The request: In the rows below, return unchanged every line from the one containing "site-title[interactable]: Canna Journal" up to and including the one containing "strain-label: Strain: bbox=[396, 377, 530, 424]".

Element-and-box listings:
◇ ◇ ◇

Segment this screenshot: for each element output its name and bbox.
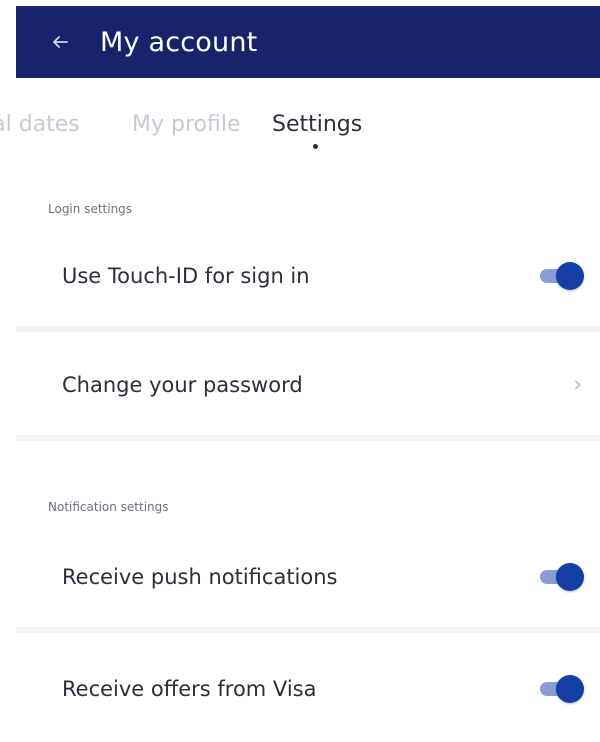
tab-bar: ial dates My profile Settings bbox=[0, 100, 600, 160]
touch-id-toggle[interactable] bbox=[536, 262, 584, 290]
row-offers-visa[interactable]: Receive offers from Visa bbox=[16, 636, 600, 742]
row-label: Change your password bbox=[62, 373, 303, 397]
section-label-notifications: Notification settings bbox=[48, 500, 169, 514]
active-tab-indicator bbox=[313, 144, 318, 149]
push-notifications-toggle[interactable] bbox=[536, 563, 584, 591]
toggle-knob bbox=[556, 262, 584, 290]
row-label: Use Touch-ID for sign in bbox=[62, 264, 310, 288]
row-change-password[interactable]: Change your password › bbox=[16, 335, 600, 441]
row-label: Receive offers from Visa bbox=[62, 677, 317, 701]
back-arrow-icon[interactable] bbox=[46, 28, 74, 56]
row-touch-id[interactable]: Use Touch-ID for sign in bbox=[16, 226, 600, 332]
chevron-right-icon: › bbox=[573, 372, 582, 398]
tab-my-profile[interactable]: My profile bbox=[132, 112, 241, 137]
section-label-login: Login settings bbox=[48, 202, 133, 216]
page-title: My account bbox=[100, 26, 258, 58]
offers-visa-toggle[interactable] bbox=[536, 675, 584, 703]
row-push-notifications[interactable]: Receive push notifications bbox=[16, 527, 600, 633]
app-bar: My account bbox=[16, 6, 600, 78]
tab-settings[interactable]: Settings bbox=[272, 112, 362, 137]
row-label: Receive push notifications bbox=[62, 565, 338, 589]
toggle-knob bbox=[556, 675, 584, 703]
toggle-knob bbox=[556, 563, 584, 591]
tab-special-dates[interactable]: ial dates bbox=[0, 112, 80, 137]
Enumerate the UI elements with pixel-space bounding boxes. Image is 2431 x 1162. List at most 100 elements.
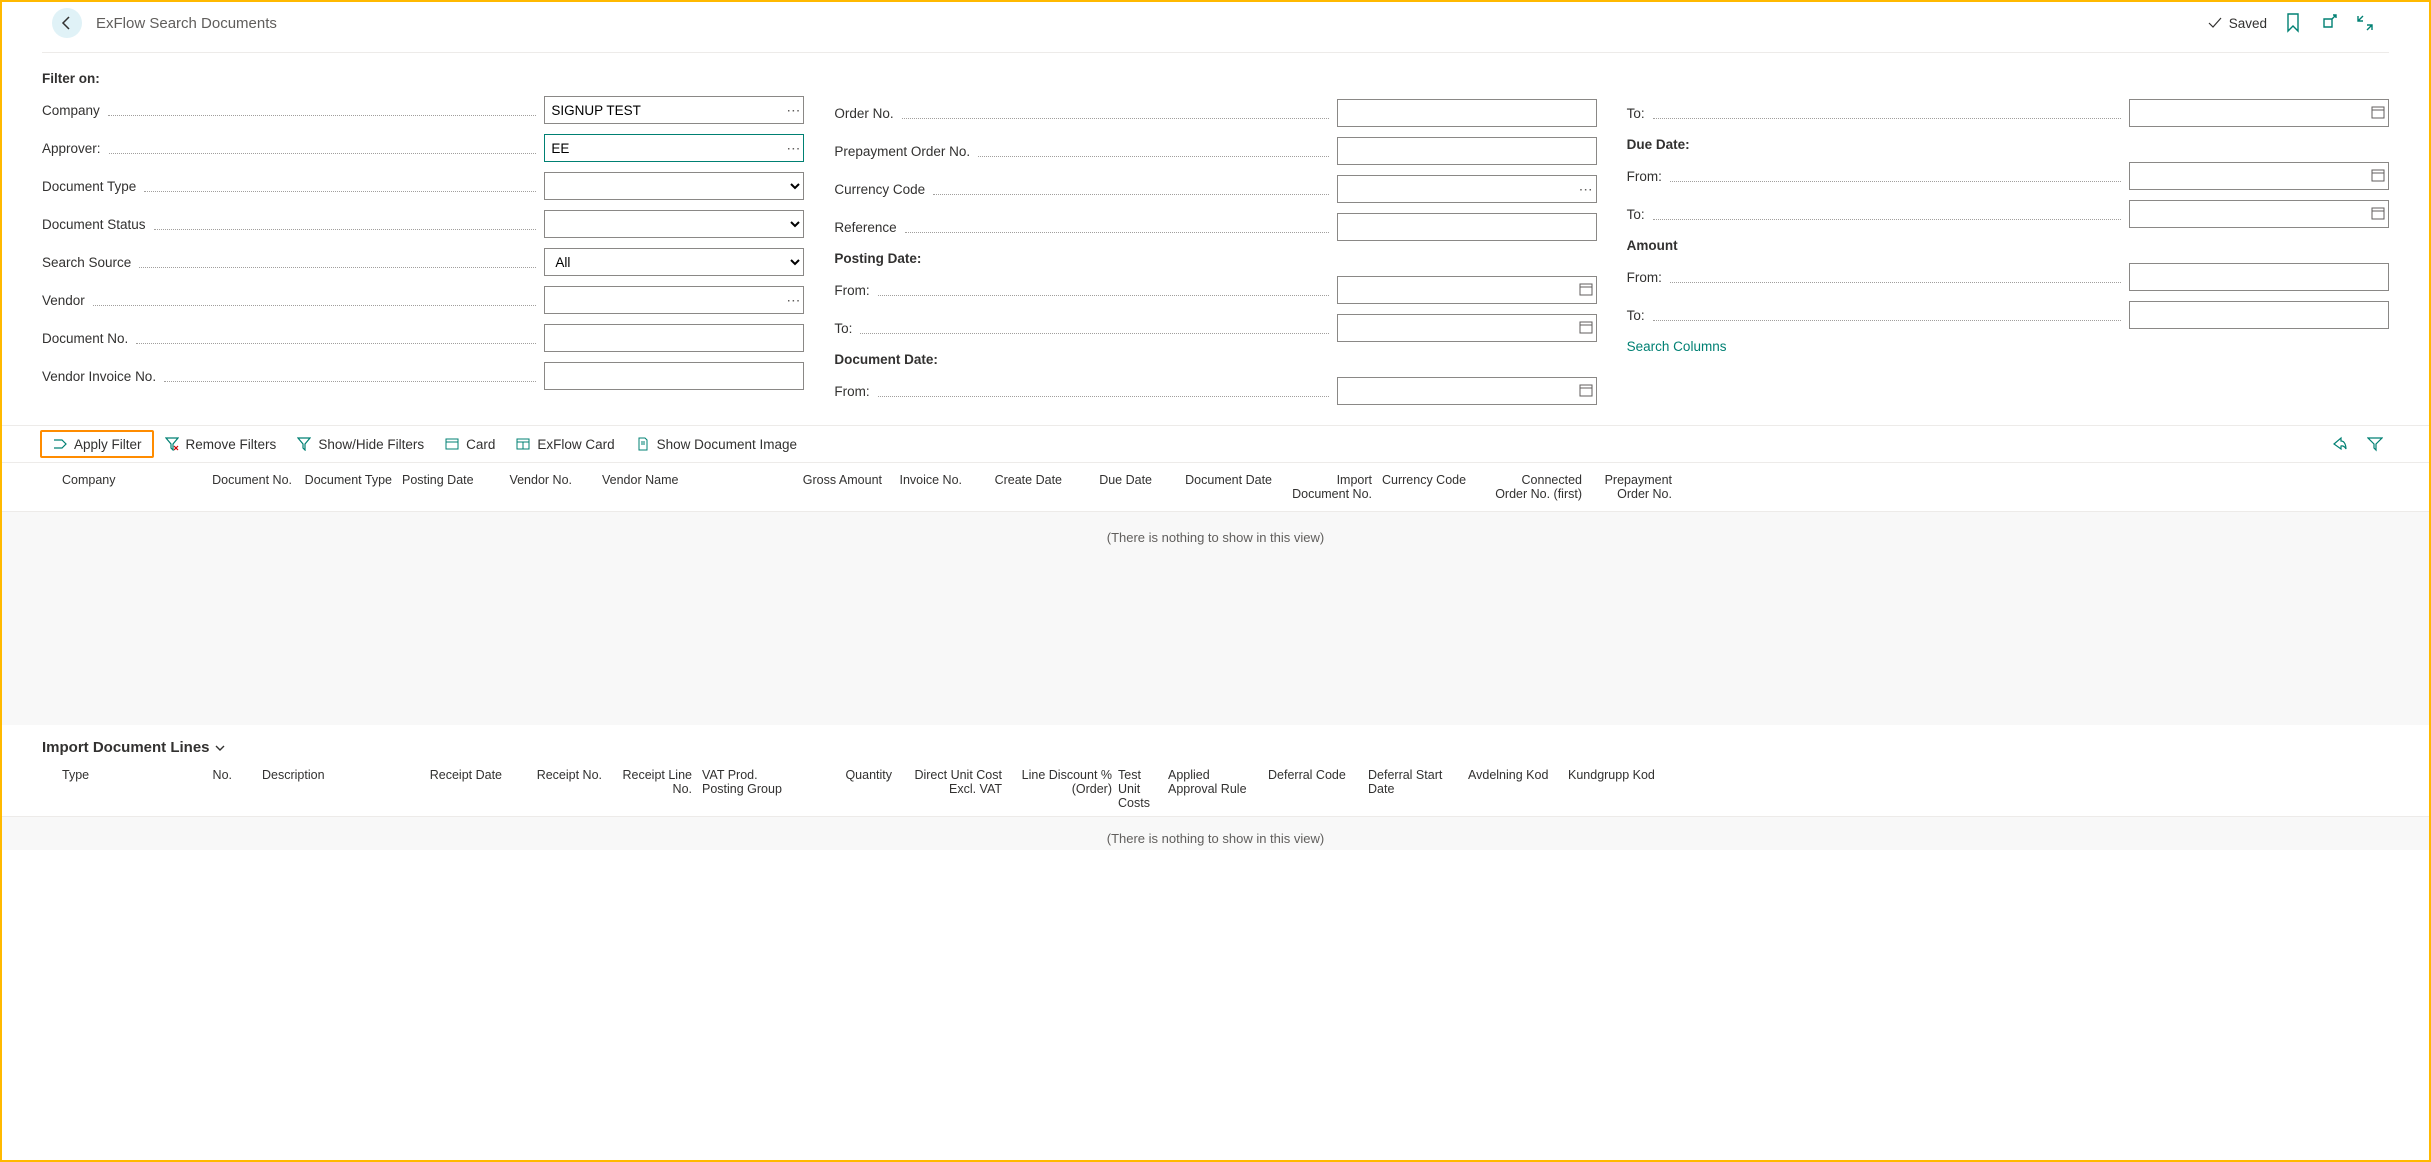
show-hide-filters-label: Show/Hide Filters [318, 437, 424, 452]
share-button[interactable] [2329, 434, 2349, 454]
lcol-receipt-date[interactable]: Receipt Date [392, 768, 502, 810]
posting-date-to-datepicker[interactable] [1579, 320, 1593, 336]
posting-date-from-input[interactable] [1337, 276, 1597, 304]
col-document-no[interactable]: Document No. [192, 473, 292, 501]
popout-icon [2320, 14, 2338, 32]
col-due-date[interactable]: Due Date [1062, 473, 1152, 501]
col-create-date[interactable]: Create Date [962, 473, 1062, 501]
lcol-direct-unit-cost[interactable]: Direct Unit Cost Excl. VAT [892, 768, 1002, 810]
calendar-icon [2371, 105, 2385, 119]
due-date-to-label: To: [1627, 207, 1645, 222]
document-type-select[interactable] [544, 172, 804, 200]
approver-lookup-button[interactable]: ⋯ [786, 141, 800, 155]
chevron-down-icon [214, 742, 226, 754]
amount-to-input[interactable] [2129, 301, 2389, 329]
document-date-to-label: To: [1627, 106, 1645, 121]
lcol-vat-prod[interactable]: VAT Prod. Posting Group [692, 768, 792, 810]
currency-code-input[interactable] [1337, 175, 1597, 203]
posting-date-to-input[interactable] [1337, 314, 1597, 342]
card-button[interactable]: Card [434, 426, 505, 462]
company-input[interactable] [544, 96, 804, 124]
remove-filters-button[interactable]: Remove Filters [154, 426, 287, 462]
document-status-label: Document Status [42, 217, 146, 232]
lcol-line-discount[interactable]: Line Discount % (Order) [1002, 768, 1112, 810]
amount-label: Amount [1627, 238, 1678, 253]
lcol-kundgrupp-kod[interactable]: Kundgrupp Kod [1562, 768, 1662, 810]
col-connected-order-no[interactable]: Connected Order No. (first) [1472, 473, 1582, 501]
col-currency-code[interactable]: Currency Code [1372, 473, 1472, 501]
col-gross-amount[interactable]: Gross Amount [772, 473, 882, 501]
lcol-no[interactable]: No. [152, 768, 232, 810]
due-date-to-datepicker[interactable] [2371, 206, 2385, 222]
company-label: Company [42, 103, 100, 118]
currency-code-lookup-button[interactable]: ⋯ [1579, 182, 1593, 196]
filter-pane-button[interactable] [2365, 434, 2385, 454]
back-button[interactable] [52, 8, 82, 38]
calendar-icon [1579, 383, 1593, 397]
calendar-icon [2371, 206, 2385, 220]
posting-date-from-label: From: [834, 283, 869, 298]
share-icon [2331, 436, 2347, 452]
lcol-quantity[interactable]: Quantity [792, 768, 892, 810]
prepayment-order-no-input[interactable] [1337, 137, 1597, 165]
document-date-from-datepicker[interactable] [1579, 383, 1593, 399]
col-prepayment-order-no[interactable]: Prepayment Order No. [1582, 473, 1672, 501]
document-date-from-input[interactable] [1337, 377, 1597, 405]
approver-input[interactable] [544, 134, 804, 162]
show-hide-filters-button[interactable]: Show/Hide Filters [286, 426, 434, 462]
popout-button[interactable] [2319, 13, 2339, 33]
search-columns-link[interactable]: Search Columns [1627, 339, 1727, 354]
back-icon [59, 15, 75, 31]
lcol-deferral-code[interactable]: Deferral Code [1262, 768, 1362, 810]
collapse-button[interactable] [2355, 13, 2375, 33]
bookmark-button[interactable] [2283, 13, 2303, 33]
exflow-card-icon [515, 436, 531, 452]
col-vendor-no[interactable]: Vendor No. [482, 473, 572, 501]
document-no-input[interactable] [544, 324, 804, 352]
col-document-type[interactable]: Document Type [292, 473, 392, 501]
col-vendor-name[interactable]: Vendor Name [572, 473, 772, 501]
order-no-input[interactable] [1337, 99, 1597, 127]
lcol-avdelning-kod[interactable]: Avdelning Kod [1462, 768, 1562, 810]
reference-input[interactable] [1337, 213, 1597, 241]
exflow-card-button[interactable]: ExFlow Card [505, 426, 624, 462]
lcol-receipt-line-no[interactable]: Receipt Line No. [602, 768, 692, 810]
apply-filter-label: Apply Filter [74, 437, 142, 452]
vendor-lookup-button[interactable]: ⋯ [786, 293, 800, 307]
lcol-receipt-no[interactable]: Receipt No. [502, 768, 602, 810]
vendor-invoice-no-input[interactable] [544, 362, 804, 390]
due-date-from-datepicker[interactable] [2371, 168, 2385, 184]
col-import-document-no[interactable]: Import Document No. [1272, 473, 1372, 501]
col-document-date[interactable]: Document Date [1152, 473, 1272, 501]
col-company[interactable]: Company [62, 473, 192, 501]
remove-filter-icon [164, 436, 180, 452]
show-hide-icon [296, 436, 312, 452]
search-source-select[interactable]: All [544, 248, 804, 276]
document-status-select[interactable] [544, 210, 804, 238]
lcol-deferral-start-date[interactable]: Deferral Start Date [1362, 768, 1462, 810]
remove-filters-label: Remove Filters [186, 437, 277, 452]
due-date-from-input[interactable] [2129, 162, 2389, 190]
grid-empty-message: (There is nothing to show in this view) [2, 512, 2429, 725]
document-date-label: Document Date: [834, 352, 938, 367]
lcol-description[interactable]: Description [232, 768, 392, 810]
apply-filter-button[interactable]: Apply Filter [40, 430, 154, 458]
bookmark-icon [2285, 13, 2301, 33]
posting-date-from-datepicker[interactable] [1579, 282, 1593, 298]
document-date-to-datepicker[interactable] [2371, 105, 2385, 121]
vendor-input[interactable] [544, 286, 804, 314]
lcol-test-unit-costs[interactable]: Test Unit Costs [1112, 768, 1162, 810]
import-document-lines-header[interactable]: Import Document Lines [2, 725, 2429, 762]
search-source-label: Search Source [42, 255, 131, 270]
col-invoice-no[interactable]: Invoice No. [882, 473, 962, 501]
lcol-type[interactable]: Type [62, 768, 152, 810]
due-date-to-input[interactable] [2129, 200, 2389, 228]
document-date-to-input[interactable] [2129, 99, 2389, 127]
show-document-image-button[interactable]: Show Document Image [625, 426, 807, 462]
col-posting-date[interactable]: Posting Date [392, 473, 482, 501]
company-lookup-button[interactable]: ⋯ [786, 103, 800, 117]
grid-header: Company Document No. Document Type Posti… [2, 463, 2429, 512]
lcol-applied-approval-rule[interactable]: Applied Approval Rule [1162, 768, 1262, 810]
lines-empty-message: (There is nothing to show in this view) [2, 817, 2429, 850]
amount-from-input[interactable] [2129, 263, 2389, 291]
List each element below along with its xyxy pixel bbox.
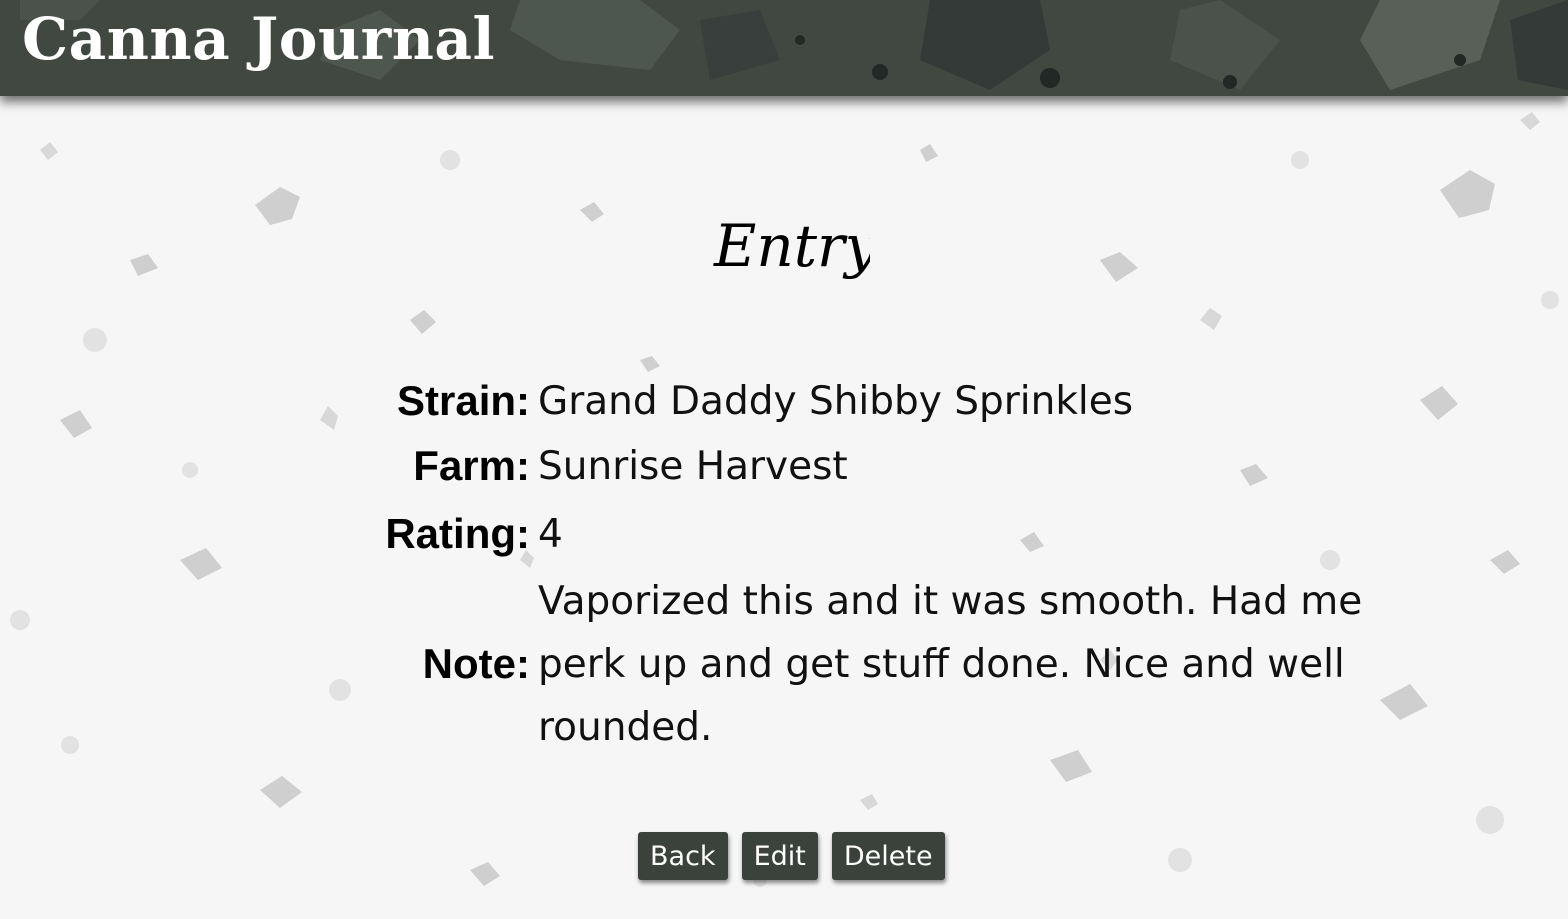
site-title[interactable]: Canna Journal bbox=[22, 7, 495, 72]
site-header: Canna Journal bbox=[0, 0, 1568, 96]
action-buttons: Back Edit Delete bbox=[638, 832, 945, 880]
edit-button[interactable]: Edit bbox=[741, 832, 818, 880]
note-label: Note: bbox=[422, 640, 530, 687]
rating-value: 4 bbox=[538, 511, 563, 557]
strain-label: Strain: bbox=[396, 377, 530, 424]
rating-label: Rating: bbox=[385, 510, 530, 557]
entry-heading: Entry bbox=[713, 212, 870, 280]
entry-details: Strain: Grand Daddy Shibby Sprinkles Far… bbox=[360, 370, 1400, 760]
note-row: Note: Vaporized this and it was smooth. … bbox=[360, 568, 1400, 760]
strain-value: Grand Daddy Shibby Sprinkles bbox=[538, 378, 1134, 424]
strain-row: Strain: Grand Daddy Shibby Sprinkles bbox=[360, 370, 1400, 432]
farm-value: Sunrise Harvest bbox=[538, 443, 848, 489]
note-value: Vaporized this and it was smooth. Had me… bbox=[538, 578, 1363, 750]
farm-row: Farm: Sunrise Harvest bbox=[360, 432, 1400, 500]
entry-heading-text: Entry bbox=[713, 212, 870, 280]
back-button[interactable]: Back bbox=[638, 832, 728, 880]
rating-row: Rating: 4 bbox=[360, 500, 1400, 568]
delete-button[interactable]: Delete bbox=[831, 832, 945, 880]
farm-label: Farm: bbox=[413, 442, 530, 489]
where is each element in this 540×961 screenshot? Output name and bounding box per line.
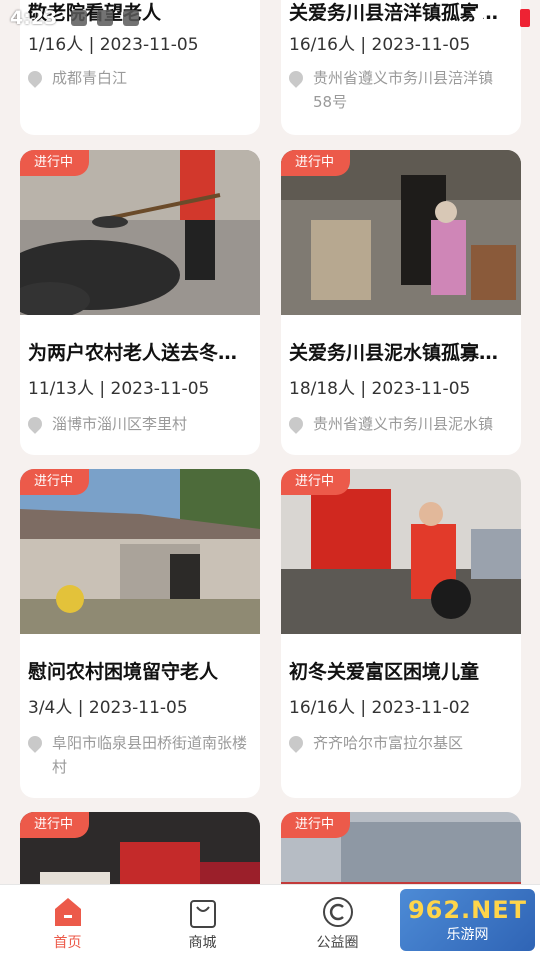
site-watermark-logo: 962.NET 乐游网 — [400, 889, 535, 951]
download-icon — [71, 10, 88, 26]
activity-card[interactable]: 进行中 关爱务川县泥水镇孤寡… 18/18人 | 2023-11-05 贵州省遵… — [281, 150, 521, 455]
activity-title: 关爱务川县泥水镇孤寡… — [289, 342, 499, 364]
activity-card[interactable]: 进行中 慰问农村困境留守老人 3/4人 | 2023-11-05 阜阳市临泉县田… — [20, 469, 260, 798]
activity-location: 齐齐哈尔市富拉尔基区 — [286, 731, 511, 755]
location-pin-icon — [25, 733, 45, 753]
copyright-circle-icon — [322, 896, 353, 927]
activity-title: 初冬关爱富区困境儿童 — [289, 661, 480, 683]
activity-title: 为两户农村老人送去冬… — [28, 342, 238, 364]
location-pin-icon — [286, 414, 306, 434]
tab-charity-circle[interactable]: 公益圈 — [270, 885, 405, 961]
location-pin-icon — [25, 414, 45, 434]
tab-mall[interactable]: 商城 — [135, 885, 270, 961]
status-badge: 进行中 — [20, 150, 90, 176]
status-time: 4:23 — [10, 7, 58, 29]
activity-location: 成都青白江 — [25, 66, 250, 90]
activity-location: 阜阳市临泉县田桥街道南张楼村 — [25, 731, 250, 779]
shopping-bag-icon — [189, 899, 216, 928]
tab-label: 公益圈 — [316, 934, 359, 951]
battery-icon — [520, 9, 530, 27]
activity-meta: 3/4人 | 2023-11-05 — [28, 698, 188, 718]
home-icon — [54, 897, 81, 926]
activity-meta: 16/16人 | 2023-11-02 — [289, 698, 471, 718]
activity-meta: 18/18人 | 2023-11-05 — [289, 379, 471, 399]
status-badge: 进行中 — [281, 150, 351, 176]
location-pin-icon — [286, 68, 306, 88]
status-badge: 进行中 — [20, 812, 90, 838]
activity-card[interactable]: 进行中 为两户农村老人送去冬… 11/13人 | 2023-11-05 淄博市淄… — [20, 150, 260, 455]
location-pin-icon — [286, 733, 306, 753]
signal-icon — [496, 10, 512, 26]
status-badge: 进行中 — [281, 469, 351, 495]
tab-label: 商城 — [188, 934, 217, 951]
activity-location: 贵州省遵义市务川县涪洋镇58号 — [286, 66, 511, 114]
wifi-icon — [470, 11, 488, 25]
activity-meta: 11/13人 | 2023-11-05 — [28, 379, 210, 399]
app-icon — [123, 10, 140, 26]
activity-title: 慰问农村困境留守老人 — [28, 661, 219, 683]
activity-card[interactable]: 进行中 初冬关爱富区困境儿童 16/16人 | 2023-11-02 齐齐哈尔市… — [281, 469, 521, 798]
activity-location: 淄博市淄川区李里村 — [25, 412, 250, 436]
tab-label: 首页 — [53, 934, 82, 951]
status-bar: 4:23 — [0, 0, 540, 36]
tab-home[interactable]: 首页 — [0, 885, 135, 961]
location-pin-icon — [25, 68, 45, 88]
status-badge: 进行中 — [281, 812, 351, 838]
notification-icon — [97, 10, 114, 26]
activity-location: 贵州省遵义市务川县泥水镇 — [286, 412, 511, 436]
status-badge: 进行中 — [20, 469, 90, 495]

◇ ◇ ◇

Answer to the problem:
site-title[interactable]: Canna Journal bbox=[22, 7, 495, 72]
site-header: Canna Journal bbox=[0, 0, 1568, 96]
action-buttons: Back Edit Delete bbox=[638, 832, 945, 880]
edit-button[interactable]: Edit bbox=[741, 832, 818, 880]
note-label: Note: bbox=[422, 640, 530, 687]
rating-value: 4 bbox=[538, 511, 563, 557]
strain-label: Strain: bbox=[396, 377, 530, 424]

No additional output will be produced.